(Dataset records)
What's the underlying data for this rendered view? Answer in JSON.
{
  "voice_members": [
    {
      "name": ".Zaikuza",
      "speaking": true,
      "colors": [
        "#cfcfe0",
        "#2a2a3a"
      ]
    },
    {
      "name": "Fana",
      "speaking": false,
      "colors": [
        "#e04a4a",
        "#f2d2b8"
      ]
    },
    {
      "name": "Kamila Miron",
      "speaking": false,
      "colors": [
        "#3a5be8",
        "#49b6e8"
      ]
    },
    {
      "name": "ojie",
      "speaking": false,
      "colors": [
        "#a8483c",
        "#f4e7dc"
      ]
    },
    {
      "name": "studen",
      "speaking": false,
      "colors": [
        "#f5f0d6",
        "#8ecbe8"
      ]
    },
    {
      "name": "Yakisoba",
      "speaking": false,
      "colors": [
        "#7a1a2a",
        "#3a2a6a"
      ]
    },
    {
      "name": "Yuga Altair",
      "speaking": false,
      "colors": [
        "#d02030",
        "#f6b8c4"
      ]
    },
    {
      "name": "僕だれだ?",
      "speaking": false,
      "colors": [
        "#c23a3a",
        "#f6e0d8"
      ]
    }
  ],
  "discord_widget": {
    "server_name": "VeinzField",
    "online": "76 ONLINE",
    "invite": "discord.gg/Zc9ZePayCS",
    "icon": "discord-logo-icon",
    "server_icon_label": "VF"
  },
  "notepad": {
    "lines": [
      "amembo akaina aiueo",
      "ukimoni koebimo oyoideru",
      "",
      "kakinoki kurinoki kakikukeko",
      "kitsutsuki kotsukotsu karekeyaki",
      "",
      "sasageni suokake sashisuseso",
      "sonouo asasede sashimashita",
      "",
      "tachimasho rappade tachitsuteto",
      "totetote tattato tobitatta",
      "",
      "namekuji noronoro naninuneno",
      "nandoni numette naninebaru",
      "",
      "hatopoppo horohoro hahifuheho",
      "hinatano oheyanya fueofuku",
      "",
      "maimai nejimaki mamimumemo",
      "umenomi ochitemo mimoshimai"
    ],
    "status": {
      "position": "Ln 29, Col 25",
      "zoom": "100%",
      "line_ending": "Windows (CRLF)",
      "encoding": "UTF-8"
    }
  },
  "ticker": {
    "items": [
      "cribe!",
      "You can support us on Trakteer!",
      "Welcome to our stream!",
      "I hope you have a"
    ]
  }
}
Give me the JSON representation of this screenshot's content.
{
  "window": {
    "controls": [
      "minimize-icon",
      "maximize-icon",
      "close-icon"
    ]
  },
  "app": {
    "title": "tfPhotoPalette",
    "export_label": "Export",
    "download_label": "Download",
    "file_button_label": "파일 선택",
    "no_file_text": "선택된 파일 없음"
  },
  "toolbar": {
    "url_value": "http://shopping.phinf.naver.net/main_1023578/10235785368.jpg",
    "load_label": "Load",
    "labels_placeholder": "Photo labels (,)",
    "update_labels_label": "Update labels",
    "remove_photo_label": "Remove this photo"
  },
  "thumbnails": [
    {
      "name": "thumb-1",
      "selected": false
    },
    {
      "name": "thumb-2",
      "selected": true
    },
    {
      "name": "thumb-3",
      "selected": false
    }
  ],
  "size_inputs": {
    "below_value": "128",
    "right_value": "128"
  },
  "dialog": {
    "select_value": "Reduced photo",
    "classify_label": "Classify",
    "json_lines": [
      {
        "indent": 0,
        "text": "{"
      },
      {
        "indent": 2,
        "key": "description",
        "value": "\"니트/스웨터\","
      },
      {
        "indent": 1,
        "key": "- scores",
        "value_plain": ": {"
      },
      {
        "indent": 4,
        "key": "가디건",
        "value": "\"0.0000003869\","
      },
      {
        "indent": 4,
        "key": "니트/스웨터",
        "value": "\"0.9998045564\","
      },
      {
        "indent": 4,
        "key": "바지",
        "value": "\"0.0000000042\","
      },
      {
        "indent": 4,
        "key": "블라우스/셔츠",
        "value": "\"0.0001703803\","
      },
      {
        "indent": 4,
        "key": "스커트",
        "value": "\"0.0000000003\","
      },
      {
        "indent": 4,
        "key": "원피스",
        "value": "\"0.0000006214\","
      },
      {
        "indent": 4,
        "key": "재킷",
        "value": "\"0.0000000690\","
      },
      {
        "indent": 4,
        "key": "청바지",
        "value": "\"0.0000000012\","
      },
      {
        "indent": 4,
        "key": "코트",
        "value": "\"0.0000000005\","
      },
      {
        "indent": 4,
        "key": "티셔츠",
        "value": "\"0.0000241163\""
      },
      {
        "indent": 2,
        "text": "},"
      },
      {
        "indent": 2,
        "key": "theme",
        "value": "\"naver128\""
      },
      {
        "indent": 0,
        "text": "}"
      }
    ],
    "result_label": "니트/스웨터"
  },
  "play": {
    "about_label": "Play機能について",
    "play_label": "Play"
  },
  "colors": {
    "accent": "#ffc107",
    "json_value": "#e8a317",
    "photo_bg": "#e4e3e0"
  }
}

# WHAT YOU HAVE TO DO
Print every record exactly as it was given.

# TASK ANSWER
What's the underlying data for this rendered view? Answer in JSON.
{
  "voice_members": [
    {
      "name": ".Zaikuza",
      "speaking": true,
      "colors": [
        "#cfcfe0",
        "#2a2a3a"
      ]
    },
    {
      "name": "Fana",
      "speaking": false,
      "colors": [
        "#e04a4a",
        "#f2d2b8"
      ]
    },
    {
      "name": "Kamila Miron",
      "speaking": false,
      "colors": [
        "#3a5be8",
        "#49b6e8"
      ]
    },
    {
      "name": "ojie",
      "speaking": false,
      "colors": [
        "#a8483c",
        "#f4e7dc"
      ]
    },
    {
      "name": "studen",
      "speaking": false,
      "colors": [
        "#f5f0d6",
        "#8ecbe8"
      ]
    },
    {
      "name": "Yakisoba",
      "speaking": false,
      "colors": [
        "#7a1a2a",
        "#3a2a6a"
      ]
    },
    {
      "name": "Yuga Altair",
      "speaking": false,
      "colors": [
        "#d02030",
        "#f6b8c4"
      ]
    },
    {
      "name": "僕だれだ?",
      "speaking": false,
      "colors": [
        "#c23a3a",
        "#f6e0d8"
      ]
    }
  ],
  "discord_widget": {
    "server_name": "VeinzField",
    "online": "76 ONLINE",
    "invite": "discord.gg/Zc9ZePayCS",
    "icon": "discord-logo-icon",
    "server_icon_label": "VF"
  },
  "notepad": {
    "lines": [
      "amembo akaina aiueo",
      "ukimoni koebimo oyoideru",
      "",
      "kakinoki kurinoki kakikukeko",
      "kitsutsuki kotsukotsu karekeyaki",
      "",
      "sasageni suokake sashisuseso",
      "sonouo asasede sashimashita",
      "",
      "tachimasho rappade tachitsuteto",
      "totetote tattato tobitatta",
      "",
      "namekuji noronoro naninuneno",
      "nandoni numette naninebaru",
      "",
      "hatopoppo horohoro hahifuheho",
      "hinatano oheyanya fueofuku",
      "",
      "maimai nejimaki mamimumemo",
      "umenomi ochitemo mimoshimai"
    ],
    "status": {
      "position": "Ln 29, Col 25",
      "zoom": "100%",
      "line_ending": "Windows (CRLF)",
      "encoding": "UTF-8"
    }
  },
  "ticker": {
    "items": [
      "cribe!",
      "You can support us on Trakteer!",
      "Welcome to our stream!",
      "I hope you have a"
    ]
  }
}
Give me the JSON representation of this screenshot's content.
{
  "window": {
    "controls": [
      "minimize-icon",
      "maximize-icon",
      "close-icon"
    ]
  },
  "app": {
    "title": "tfPhotoPalette",
    "export_label": "Export",
    "download_label": "Download",
    "file_button_label": "파일 선택",
    "no_file_text": "선택된 파일 없음"
  },
  "toolbar": {
    "url_value": "http://shopping.phinf.naver.net/main_1023578/10235785368.jpg",
    "load_label": "Load",
    "labels_placeholder": "Photo labels (,)",
    "update_labels_label": "Update labels",
    "remove_photo_label": "Remove this photo"
  },
  "thumbnails": [
    {
      "name": "thumb-1",
      "selected": false
    },
    {
      "name": "thumb-2",
      "selected": true
    },
    {
      "name": "thumb-3",
      "selected": false
    }
  ],
  "size_inputs": {
    "below_value": "128",
    "right_value": "128"
  },
  "dialog": {
    "select_value": "Reduced photo",
    "classify_label": "Classify",
    "json_lines": [
      {
        "indent": 0,
        "text": "{"
      },
      {
        "indent": 2,
        "key": "description",
        "value": "\"니트/스웨터\","
      },
      {
        "indent": 1,
        "key": "- scores",
        "value_plain": ": {"
      },
      {
        "indent": 4,
        "key": "가디건",
        "value": "\"0.0000003869\","
      },
      {
        "indent": 4,
        "key": "니트/스웨터",
        "value": "\"0.9998045564\","
      },
      {
        "indent": 4,
        "key": "바지",
        "value": "\"0.0000000042\","
      },
      {
        "indent": 4,
        "key": "블라우스/셔츠",
        "value": "\"0.0001703803\","
      },
      {
        "indent": 4,
        "key": "스커트",
        "value": "\"0.0000000003\","
      },
      {
        "indent": 4,
        "key": "원피스",
        "value": "\"0.0000006214\","
      },
      {
        "indent": 4,
        "key": "재킷",
        "value": "\"0.0000000690\","
      },
      {
        "indent": 4,
        "key": "청바지",
        "value": "\"0.0000000012\","
      },
      {
        "indent": 4,
        "key": "코트",
        "value": "\"0.0000000005\","
      },
      {
        "indent": 4,
        "key": "티셔츠",
        "value": "\"0.0000241163\""
      },
      {
        "indent": 2,
        "text": "},"
      },
      {
        "indent": 2,
        "key": "theme",
        "value": "\"naver128\""
      },
      {
        "indent": 0,
        "text": "}"
      }
    ],
    "result_label": "니트/스웨터"
  },
  "play": {
    "about_label": "Play機能について",
    "play_label": "Play"
  },
  "colors": {
    "accent": "#ffc107",
    "json_value": "#e8a317",
    "photo_bg": "#e4e3e0"
  }
}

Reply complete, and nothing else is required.